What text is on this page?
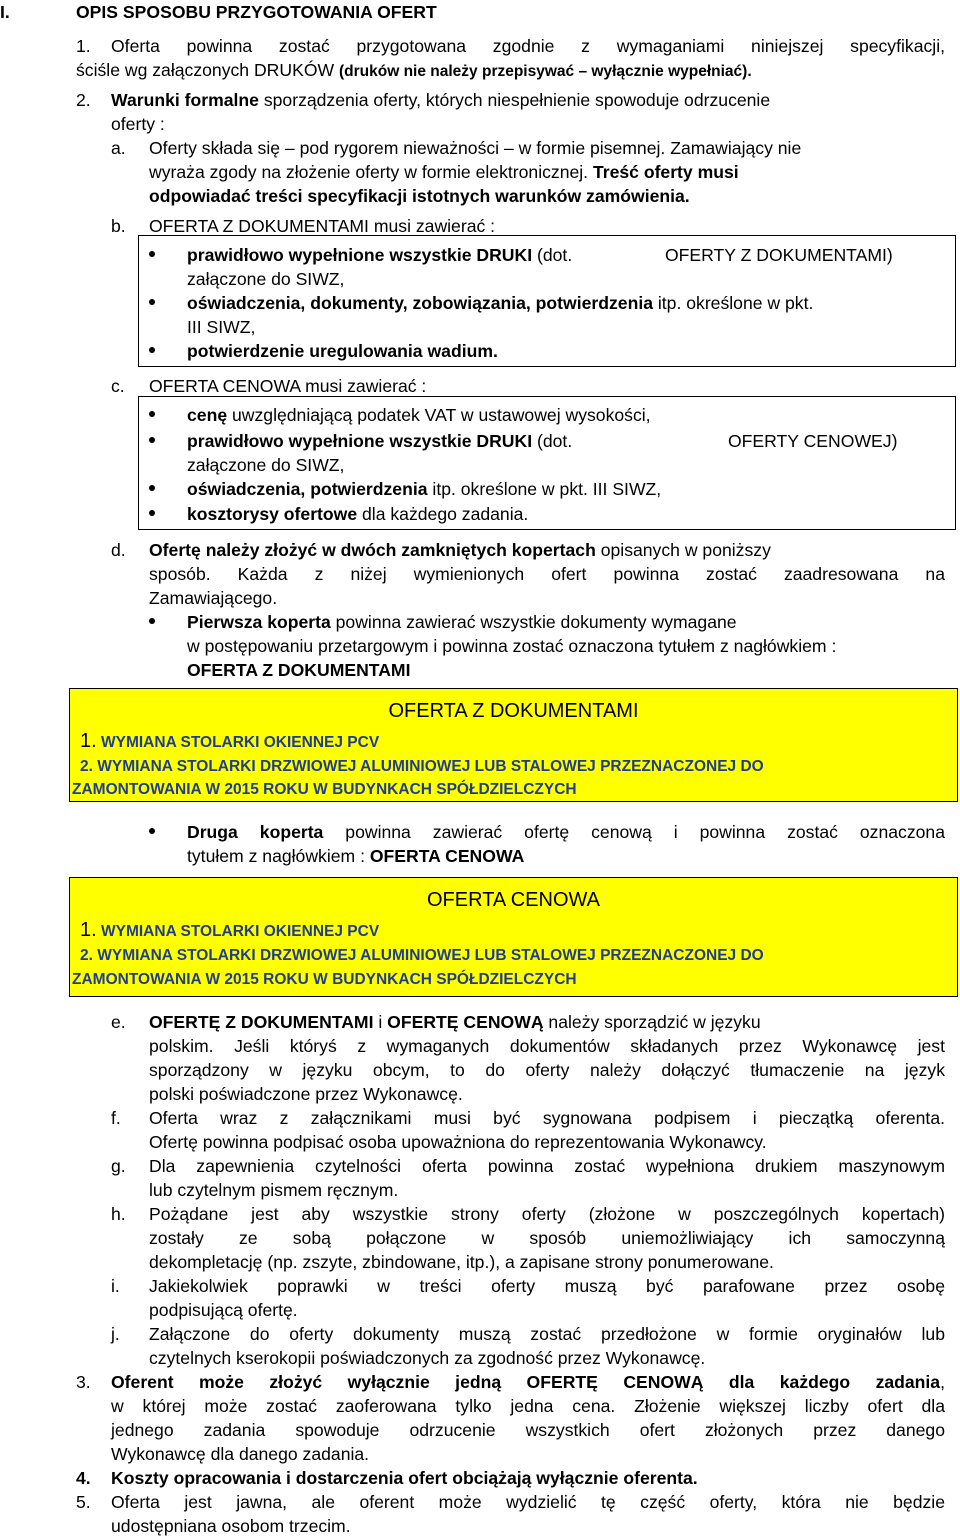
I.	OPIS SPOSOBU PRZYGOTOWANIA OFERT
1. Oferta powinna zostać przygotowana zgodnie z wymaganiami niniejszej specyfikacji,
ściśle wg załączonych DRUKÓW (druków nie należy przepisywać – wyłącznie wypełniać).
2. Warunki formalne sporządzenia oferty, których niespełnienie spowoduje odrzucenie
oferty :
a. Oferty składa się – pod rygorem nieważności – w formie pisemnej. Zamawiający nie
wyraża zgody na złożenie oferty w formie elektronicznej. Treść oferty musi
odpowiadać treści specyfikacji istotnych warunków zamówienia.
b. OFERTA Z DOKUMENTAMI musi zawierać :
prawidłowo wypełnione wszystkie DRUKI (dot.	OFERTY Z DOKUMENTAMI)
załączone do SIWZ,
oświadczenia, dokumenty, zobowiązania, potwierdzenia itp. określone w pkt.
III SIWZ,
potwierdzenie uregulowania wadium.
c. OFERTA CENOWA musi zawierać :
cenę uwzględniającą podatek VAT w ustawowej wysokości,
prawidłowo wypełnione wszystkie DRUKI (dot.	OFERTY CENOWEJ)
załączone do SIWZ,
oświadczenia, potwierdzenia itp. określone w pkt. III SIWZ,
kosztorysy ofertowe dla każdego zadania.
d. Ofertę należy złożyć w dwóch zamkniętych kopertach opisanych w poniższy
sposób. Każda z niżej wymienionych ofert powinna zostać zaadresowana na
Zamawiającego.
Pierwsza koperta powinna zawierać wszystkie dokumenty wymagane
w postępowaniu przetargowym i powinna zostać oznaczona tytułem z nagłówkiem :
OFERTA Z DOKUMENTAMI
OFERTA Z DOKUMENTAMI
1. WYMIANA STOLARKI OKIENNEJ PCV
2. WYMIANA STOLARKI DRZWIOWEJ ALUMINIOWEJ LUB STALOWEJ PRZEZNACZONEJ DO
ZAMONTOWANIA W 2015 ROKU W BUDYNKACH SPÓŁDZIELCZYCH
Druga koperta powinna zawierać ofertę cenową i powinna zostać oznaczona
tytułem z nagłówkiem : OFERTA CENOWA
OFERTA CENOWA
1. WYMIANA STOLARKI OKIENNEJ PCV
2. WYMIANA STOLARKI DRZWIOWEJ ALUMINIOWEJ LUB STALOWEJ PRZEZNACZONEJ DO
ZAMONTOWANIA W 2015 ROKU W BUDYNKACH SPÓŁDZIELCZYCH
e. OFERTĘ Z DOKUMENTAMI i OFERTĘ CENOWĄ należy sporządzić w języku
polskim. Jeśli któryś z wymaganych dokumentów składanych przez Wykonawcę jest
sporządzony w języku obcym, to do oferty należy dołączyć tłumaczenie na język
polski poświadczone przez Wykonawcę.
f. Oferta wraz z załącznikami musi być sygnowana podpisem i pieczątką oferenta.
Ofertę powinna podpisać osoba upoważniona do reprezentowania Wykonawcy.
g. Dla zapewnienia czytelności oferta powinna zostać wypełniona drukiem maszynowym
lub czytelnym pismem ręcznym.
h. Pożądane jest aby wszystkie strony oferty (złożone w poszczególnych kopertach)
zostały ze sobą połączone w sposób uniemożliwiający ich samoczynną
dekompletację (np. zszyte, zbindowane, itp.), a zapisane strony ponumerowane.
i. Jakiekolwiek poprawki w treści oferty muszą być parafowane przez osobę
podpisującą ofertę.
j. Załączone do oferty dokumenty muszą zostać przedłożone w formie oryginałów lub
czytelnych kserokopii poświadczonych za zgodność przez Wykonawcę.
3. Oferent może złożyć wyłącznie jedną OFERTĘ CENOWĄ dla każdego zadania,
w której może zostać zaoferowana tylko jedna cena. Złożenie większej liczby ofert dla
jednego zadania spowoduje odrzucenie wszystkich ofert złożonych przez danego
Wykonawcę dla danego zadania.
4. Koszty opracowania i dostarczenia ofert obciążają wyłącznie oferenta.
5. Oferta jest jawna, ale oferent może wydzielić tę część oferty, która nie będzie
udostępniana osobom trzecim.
* * *
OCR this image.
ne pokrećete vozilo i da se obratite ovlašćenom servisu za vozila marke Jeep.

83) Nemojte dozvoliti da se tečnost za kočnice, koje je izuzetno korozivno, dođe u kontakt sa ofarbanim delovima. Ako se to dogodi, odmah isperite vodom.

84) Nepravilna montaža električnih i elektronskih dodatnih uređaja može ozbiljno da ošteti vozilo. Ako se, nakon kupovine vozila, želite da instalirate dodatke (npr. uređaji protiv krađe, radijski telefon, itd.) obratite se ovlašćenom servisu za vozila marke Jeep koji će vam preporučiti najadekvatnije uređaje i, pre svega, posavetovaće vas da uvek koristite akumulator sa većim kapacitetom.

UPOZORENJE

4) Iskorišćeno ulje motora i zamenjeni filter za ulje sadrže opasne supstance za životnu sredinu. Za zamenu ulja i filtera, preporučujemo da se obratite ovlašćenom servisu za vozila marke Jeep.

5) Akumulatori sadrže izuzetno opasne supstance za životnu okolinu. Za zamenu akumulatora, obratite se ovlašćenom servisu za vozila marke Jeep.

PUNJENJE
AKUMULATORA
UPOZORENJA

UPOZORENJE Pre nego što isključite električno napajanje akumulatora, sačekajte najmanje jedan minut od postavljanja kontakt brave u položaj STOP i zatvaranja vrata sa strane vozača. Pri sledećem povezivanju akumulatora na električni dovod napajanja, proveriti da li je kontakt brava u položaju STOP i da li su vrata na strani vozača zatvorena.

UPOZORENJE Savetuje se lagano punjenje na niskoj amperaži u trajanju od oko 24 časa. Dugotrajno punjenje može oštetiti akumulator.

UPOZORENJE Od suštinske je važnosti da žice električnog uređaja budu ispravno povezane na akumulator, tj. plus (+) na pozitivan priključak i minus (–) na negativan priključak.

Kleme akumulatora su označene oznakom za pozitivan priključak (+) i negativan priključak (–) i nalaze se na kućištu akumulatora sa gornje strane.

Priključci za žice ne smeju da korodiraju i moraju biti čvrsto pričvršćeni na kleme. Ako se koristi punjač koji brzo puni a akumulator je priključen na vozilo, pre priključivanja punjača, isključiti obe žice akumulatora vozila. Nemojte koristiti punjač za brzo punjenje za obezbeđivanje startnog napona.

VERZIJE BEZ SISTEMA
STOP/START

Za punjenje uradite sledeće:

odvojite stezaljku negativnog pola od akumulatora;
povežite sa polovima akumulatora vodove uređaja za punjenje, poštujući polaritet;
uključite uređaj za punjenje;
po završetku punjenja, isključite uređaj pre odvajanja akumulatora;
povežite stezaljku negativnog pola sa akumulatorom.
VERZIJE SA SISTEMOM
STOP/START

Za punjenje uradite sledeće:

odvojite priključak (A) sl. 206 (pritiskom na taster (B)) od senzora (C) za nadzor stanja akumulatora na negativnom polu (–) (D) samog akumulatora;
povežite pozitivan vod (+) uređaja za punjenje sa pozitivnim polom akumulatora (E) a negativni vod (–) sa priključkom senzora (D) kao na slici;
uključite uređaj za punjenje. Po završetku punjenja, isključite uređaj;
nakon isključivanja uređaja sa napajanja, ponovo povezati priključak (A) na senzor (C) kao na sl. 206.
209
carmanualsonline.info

▶ **Instructions for the task**
List the lines of the material in which the word "zawierać" occurs.

▶ **Complete output**
b. OFERTA Z DOKUMENTAMI musi zawierać :
c. OFERTA CENOWA musi zawierać :
Pierwsza koperta powinna zawierać wszystkie dokumenty wymagane
Druga koperta powinna zawierać ofertę cenową i powinna zostać oznaczona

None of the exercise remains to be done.